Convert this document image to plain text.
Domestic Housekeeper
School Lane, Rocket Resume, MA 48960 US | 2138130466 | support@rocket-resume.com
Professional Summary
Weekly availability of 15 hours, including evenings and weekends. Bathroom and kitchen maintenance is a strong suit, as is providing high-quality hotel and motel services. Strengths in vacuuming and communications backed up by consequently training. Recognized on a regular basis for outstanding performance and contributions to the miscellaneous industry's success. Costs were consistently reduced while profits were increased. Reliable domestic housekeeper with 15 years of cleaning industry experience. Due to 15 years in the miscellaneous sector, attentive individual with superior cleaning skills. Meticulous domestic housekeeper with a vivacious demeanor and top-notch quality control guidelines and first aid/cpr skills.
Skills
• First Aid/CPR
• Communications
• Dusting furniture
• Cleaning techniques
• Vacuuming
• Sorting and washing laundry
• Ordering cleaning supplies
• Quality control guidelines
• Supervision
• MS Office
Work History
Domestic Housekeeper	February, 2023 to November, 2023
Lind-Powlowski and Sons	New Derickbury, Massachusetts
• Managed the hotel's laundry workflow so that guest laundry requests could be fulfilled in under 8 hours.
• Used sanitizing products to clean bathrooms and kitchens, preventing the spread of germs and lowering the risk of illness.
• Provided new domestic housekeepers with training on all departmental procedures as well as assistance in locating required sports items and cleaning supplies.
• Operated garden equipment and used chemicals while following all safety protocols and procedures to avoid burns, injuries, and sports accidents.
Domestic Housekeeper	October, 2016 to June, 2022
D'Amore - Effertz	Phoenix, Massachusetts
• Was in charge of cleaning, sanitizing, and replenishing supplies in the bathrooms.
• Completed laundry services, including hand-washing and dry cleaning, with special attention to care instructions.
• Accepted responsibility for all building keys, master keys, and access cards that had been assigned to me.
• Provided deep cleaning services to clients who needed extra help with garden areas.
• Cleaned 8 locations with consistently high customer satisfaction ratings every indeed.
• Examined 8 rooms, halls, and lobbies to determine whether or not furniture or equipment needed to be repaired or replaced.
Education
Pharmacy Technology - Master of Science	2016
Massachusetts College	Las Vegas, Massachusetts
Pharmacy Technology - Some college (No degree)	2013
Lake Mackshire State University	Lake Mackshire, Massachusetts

◆ **Problem to work on**
Collect every line from the records above that contains the word "laundry".

◆ **Answer to the task**
• Sorting and washing laundry
• Managed the hotel's laundry workflow so that guest laundry requests could be fulfilled in under 8 hours.
• Completed laundry services, including hand-washing and dry cleaning, with special attention to care instructions.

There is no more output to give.